YOUR GOAL: Copy the material below word for word, line by line, leaving out the pictures.
------------------------------------------------------------------------
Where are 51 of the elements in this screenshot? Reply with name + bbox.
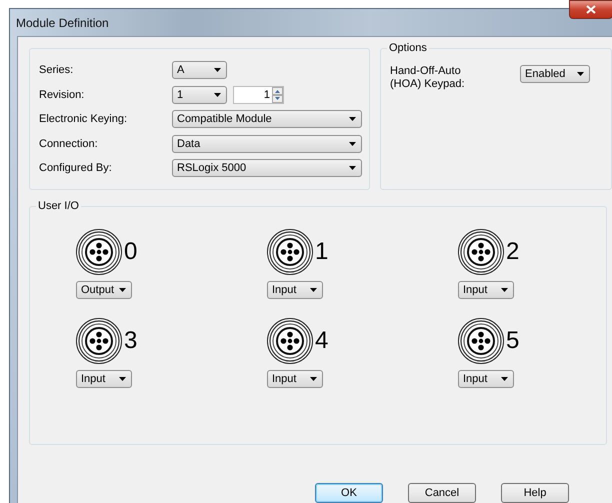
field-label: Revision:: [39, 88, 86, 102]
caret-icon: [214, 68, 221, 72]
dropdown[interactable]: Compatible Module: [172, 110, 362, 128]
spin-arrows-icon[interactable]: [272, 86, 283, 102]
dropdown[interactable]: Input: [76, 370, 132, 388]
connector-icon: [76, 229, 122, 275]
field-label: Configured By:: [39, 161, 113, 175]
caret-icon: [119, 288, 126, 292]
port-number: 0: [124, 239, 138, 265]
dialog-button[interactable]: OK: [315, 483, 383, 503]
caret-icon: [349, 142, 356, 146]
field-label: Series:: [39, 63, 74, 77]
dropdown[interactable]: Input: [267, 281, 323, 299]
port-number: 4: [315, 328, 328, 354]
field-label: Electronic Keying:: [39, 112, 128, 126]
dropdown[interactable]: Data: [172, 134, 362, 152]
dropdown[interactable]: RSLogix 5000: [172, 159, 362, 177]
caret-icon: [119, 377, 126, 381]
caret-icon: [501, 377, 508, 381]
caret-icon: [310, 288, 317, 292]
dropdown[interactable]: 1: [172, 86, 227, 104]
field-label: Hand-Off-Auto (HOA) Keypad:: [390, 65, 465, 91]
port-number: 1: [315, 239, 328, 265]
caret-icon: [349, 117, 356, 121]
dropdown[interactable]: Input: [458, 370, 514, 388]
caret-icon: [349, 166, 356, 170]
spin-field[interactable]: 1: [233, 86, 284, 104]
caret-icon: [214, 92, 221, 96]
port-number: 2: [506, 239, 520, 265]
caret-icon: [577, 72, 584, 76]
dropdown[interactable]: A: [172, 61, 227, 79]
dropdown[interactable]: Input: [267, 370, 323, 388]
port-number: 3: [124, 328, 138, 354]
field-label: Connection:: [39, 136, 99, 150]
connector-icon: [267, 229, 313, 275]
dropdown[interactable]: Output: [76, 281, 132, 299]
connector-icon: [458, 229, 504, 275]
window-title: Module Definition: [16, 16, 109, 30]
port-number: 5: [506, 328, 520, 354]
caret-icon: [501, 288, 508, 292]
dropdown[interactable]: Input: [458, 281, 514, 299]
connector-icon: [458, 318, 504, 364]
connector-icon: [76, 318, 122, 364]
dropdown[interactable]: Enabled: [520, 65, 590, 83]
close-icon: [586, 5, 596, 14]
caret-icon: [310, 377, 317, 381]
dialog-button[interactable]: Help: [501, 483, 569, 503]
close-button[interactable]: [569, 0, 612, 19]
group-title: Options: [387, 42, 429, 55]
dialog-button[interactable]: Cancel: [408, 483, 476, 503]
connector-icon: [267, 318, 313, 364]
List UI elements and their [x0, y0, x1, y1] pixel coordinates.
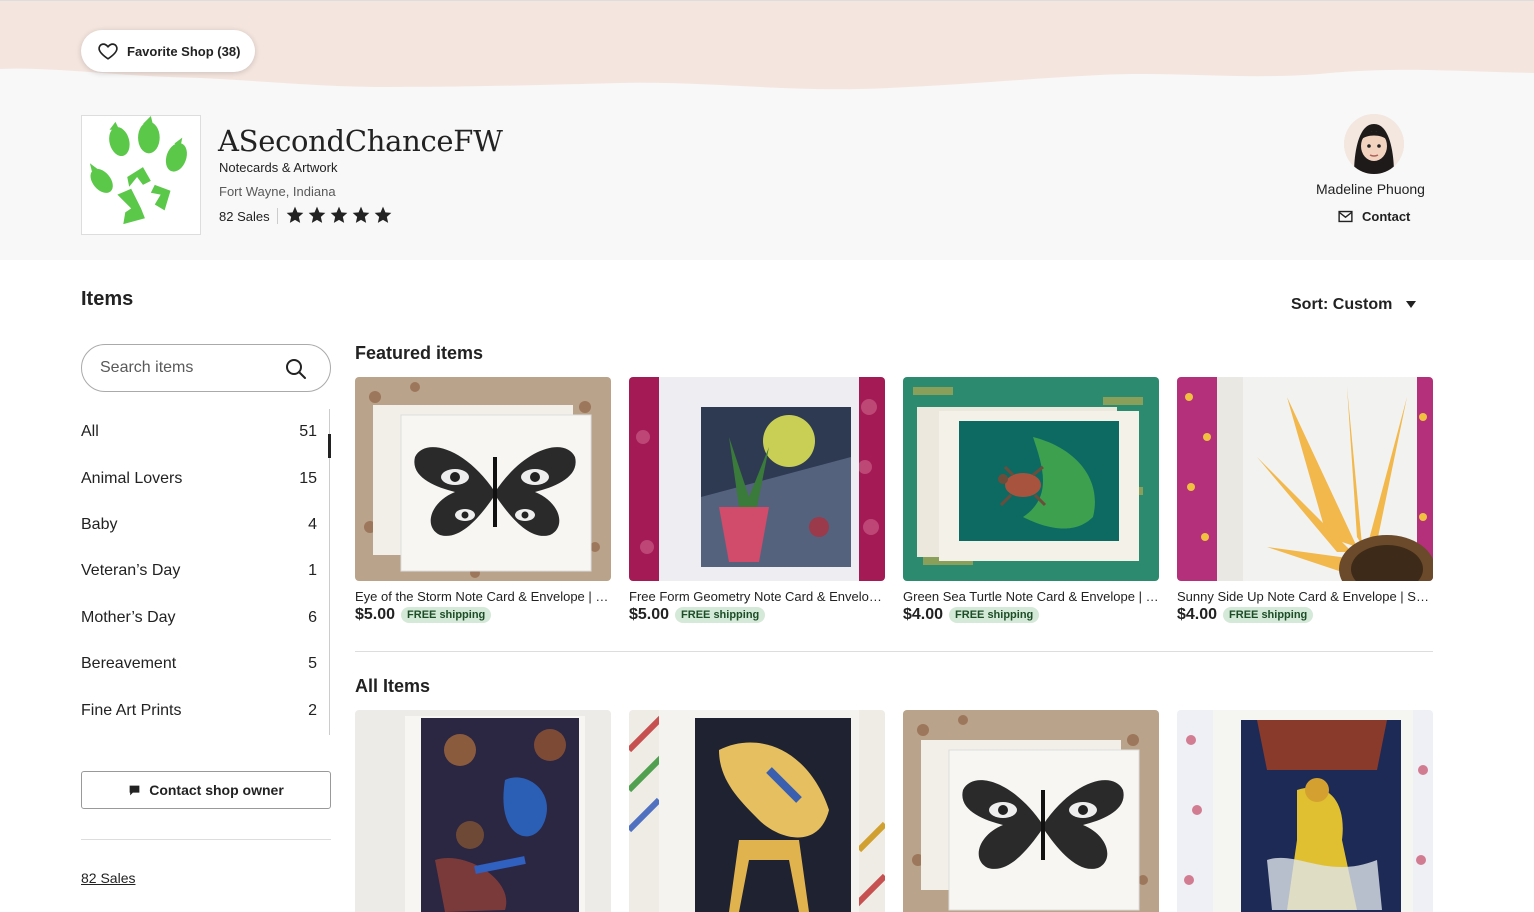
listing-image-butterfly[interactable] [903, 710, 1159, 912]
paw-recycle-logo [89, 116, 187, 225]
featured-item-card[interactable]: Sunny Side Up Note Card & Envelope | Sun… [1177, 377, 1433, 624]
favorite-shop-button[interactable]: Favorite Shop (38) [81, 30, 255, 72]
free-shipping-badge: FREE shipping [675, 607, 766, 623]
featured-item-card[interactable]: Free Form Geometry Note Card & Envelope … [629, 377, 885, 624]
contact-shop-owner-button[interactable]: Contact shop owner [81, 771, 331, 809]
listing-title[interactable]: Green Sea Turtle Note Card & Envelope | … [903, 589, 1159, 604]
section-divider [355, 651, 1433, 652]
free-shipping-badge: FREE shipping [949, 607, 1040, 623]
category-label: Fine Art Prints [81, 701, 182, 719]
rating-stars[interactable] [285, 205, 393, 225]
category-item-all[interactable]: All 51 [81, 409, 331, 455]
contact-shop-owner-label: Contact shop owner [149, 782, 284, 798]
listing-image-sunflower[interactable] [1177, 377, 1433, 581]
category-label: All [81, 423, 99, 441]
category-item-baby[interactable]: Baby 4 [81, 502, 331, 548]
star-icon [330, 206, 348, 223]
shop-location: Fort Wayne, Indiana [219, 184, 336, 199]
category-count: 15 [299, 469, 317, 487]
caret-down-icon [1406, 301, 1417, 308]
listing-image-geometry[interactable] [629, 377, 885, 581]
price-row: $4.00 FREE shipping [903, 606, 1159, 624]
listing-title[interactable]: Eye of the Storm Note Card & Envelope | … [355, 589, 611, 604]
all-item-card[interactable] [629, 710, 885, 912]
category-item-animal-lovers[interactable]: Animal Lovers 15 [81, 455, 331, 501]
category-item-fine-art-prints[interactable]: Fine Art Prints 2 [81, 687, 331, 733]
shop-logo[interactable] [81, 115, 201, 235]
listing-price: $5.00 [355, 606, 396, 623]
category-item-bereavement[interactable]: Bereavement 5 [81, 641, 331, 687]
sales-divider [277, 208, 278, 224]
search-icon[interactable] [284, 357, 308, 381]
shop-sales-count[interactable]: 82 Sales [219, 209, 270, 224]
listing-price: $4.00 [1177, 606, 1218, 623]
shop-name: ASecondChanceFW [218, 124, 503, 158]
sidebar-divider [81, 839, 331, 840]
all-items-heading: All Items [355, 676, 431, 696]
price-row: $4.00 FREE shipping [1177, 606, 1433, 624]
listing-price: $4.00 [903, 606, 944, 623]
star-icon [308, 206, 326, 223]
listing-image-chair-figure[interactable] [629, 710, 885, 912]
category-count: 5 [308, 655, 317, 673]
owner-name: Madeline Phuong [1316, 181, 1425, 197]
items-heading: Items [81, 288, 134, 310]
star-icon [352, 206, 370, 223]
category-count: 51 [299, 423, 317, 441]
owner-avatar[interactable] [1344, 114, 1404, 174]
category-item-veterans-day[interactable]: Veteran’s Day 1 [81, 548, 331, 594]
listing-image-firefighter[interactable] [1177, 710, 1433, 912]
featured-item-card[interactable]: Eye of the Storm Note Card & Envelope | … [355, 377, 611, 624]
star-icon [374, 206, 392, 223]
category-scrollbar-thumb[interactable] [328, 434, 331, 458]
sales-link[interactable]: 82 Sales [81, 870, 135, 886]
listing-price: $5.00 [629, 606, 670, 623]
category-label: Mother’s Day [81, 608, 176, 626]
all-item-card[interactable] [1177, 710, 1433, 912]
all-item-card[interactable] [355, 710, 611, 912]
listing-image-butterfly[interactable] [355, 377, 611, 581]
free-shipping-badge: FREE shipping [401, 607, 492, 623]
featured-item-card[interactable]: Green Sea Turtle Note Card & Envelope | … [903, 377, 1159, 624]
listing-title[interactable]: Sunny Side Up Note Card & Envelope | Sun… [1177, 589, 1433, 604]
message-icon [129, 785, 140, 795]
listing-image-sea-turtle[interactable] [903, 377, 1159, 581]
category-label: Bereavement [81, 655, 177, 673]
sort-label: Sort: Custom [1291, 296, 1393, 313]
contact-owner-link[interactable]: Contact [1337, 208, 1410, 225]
------------------------------------------------------------------------
EXPECTED ANSWER:
Where are 51 of the elements in this screenshot? Reply with name + bbox.
field-label: Revision:: [39, 88, 86, 102]
caret-icon: [214, 68, 221, 72]
dropdown[interactable]: Compatible Module: [172, 110, 362, 128]
spin-arrows-icon[interactable]: [272, 86, 283, 102]
dropdown[interactable]: Input: [76, 370, 132, 388]
connector-icon: [76, 229, 122, 275]
field-label: Configured By:: [39, 161, 113, 175]
caret-icon: [119, 288, 126, 292]
port-number: 0: [124, 239, 138, 265]
dialog-button[interactable]: OK: [315, 483, 383, 503]
caret-icon: [349, 142, 356, 146]
field-label: Series:: [39, 63, 74, 77]
dropdown[interactable]: Input: [267, 281, 323, 299]
port-number: 4: [315, 328, 328, 354]
field-label: Electronic Keying:: [39, 112, 128, 126]
dropdown[interactable]: Data: [172, 134, 362, 152]
dropdown[interactable]: RSLogix 5000: [172, 159, 362, 177]
caret-icon: [119, 377, 126, 381]
caret-icon: [501, 377, 508, 381]
caret-icon: [310, 288, 317, 292]
dropdown[interactable]: 1: [172, 86, 227, 104]
field-label: Hand-Off-Auto (HOA) Keypad:: [390, 65, 465, 91]
port-number: 1: [315, 239, 328, 265]
caret-icon: [349, 117, 356, 121]
dropdown[interactable]: Input: [458, 370, 514, 388]
caret-icon: [349, 166, 356, 170]
spin-field[interactable]: 1: [233, 86, 284, 104]
caret-icon: [214, 92, 221, 96]
port-number: 2: [506, 239, 520, 265]
caret-icon: [577, 72, 584, 76]
dropdown[interactable]: A: [172, 61, 227, 79]
dropdown[interactable]: Input: [267, 370, 323, 388]
port-number: 3: [124, 328, 138, 354]
field-label: Connection:: [39, 136, 99, 150]
connector-icon: [267, 229, 313, 275]
dropdown[interactable]: Output: [76, 281, 132, 299]
connector-icon: [458, 229, 504, 275]
window-title: Module Definition: [16, 16, 109, 30]
port-number: 5: [506, 328, 520, 354]
caret-icon: [501, 288, 508, 292]
dropdown[interactable]: Input: [458, 281, 514, 299]
connector-icon: [458, 318, 504, 364]
connector-icon: [76, 318, 122, 364]
dropdown[interactable]: Enabled: [520, 65, 590, 83]
close-icon: [586, 5, 596, 14]
caret-icon: [310, 377, 317, 381]
dialog-button[interactable]: Help: [501, 483, 569, 503]
close-button[interactable]: [569, 0, 612, 19]
group-title: Options: [387, 42, 429, 55]
dialog-button[interactable]: Cancel: [408, 483, 476, 503]
connector-icon: [267, 318, 313, 364]
List UI elements and their [x0, y0, x1, y1] pixel coordinates.
listing-image-butterfly[interactable] [903, 710, 1159, 912]
paw-recycle-logo [89, 116, 187, 225]
featured-item-card[interactable]: Sunny Side Up Note Card & Envelope | Sun… [1177, 377, 1433, 624]
favorite-shop-button[interactable]: Favorite Shop (38) [81, 30, 255, 72]
free-shipping-badge: FREE shipping [675, 607, 766, 623]
featured-item-card[interactable]: Free Form Geometry Note Card & Envelope … [629, 377, 885, 624]
contact-shop-owner-button[interactable]: Contact shop owner [81, 771, 331, 809]
listing-title[interactable]: Green Sea Turtle Note Card & Envelope | … [903, 589, 1159, 604]
section-divider [355, 651, 1433, 652]
free-shipping-badge: FREE shipping [949, 607, 1040, 623]
category-label: Fine Art Prints [81, 701, 182, 719]
rating-stars[interactable] [285, 205, 393, 225]
category-item-all[interactable]: All 51 [81, 409, 331, 455]
contact-shop-owner-label: Contact shop owner [149, 782, 284, 798]
listing-image-sunflower[interactable] [1177, 377, 1433, 581]
category-label: All [81, 423, 99, 441]
category-item-baby[interactable]: Baby 4 [81, 502, 331, 548]
star-icon [330, 206, 348, 223]
shop-location: Fort Wayne, Indiana [219, 184, 336, 199]
category-count: 15 [299, 469, 317, 487]
caret-down-icon [1406, 301, 1417, 308]
listing-image-geometry[interactable] [629, 377, 885, 581]
price-row: $4.00 FREE shipping [903, 606, 1159, 624]
listing-title[interactable]: Eye of the Storm Note Card & Envelope | … [355, 589, 611, 604]
all-item-card[interactable] [629, 710, 885, 912]
category-item-animal-lovers[interactable]: Animal Lovers 15 [81, 455, 331, 501]
category-item-fine-art-prints[interactable]: Fine Art Prints 2 [81, 687, 331, 733]
shop-logo[interactable] [81, 115, 201, 235]
listing-price: $5.00 [355, 606, 396, 623]
category-item-bereavement[interactable]: Bereavement 5 [81, 641, 331, 687]
sales-divider [277, 208, 278, 224]
search-icon[interactable] [284, 357, 308, 381]
shop-sales-count[interactable]: 82 Sales [219, 209, 270, 224]
listing-price: $4.00 [1177, 606, 1218, 623]
shop-name: ASecondChanceFW [218, 124, 503, 158]
sidebar-divider [81, 839, 331, 840]
all-items-heading: All Items [355, 676, 431, 696]
price-row: $4.00 FREE shipping [1177, 606, 1433, 624]
listing-price: $4.00 [903, 606, 944, 623]
star-icon [308, 206, 326, 223]
listing-image-chair-figure[interactable] [629, 710, 885, 912]
category-count: 5 [308, 655, 317, 673]
owner-name: Madeline Phuong [1316, 181, 1425, 197]
items-heading: Items [81, 288, 134, 310]
star-icon [352, 206, 370, 223]
category-count: 51 [299, 423, 317, 441]
owner-avatar[interactable] [1344, 114, 1404, 174]
category-item-veterans-day[interactable]: Veteran’s Day 1 [81, 548, 331, 594]
listing-image-firefighter[interactable] [1177, 710, 1433, 912]
featured-item-card[interactable]: Eye of the Storm Note Card & Envelope | … [355, 377, 611, 624]
star-icon [374, 206, 392, 223]
category-scrollbar-thumb[interactable] [328, 434, 331, 458]
sales-link[interactable]: 82 Sales [81, 870, 135, 886]
listing-price: $5.00 [629, 606, 670, 623]
category-label: Mother’s Day [81, 608, 176, 626]
all-item-card[interactable] [1177, 710, 1433, 912]
all-item-card[interactable] [355, 710, 611, 912]
listing-image-butterfly[interactable] [355, 377, 611, 581]
free-shipping-badge: FREE shipping [401, 607, 492, 623]
featured-item-card[interactable]: Green Sea Turtle Note Card & Envelope | … [903, 377, 1159, 624]
listing-title[interactable]: Sunny Side Up Note Card & Envelope | Sun… [1177, 589, 1433, 604]
message-icon [129, 785, 140, 795]
listing-image-sea-turtle[interactable] [903, 377, 1159, 581]
category-label: Bereavement [81, 655, 177, 673]
sort-label: Sort: Custom [1291, 296, 1393, 313]
contact-owner-link[interactable]: Contact [1337, 208, 1410, 225]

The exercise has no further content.